= Kol of Sweden =

Swedish prince

Kol (died about 1173) was a Swedish prince who, together with his brother Burislev was a contender for the throne of Sweden from 1167 until his violent death a few years later. The struggle was a stage in the rivalry between the House of Sverker, to which Kol and Burislev belonged, and the House of Eric.

==Background==

In most older literature Kol is called Kol Sverkersson, based on an unverifiable assumption that he was a son of King Sverker I of Sweden. The only source that says anything about his parentage is, however, a medieval genealogy copied by Olaus Petri in the 16th century: "Suercherus Rex senior ... genuit Carolum Regem et Johannem ducem et Sunonem Sijk ... Johannes dux genuit Koll Regem, Ubbe fortem et Burislevum Regem". In other words, the genealogy claims he was a grandson of Sverker and a son of Prince John, and that his brothers were Ubbe the Strong and King Burislev. A medieval list of donations indicates that the mother of Kol was called Ragnhild. She might have been a relative of the jarl Guttorm who donated land to Vreta Abbey on her behalf.

The suggestion that he was a son of Sverker is based on a Danish source which mentions that Sverker had a son Boleslaw (Burislev). This son has been identified by some historians (such as Nathanael Beckman in Svenskt biografiskt lexikon) as the throne contender by the same name, and thus Kol has also been assigned Sverker I for a father.
--
Stated task 1.
Retype the passage on Kol of Sweden in full, reproducing every line without alteration.
The passage on Kol of Sweden and the records were taken from unrelated sources.
--
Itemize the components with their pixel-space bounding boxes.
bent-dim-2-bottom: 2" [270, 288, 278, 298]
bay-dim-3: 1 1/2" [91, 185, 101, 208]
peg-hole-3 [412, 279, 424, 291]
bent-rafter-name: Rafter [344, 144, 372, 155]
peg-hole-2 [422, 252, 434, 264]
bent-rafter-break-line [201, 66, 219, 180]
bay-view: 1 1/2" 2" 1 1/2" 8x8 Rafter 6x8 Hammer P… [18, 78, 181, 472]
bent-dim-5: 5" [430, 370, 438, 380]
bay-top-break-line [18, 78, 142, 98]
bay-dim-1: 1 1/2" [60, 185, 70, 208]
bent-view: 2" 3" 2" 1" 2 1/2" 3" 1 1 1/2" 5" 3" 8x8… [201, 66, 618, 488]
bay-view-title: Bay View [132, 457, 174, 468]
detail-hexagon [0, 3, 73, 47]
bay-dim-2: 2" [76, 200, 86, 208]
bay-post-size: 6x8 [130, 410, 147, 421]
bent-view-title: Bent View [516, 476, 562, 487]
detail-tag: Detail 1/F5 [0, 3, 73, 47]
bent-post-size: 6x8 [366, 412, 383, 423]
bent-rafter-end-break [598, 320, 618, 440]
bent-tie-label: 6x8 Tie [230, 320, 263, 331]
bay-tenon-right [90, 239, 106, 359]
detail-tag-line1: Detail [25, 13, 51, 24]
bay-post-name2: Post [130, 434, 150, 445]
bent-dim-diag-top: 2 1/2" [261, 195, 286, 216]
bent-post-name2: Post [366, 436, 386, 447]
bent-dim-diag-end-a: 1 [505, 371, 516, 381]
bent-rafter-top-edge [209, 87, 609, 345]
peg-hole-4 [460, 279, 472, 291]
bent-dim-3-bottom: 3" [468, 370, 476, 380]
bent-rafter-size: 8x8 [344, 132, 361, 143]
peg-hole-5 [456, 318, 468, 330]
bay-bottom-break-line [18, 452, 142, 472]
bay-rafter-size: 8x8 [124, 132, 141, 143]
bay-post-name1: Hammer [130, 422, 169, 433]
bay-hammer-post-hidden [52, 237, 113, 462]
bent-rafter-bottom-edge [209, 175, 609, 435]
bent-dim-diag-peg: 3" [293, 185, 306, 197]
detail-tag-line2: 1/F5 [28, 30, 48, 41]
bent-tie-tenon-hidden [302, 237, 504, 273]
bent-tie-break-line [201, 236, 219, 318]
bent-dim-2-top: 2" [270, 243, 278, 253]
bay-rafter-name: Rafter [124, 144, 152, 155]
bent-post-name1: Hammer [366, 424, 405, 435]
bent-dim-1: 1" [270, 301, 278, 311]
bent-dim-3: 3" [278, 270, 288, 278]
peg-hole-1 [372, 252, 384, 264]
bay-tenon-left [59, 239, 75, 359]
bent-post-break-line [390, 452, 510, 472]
--
Stated task 2.
State how many lines of the records contain the string "bottom", treating uppercase and lowercase as distinct, and give only the number.

Exercise solution 1.
= Kol of Sweden =

Swedish prince

Kol (died about 1173) was a Swedish prince who, together with his brother Burislev was a contender for the throne of Sweden from 1167 until his violent death a few years later. The struggle was a stage in the rivalry between the House of Sverker, to which Kol and Burislev belonged, and the House of Eric.

==Background==

In most older literature Kol is called Kol Sverkersson, based on an unverifiable assumption that he was a son of King Sverker I of Sweden. The only source that says anything about his parentage is, however, a medieval genealogy copied by Olaus Petri in the 16th century: "Suercherus Rex senior ... genuit Carolum Regem et Johannem ducem et Sunonem Sijk ... Johannes dux genuit Koll Regem, Ubbe fortem et Burislevum Regem". In other words, the genealogy claims he was a grandson of Sverker and a son of Prince John, and that his brothers were Ubbe the Strong and King Burislev. A medieval list of donations indicates that the mother of Kol was called Ragnhild. She might have been a relative of the jarl Guttorm who donated land to Vreta Abbey on her behalf.

The suggestion that he was a son of Sverker is based on a Danish source which mentions that Sverker had a son Boleslaw (Burislev). This son has been identified by some historians (such as Nathanael Beckman in Svenskt biografiskt lexikon) as the throne contender by the same name, and thus Kol has also been assigned Sverker I for a father.

Exercise solution 2.
4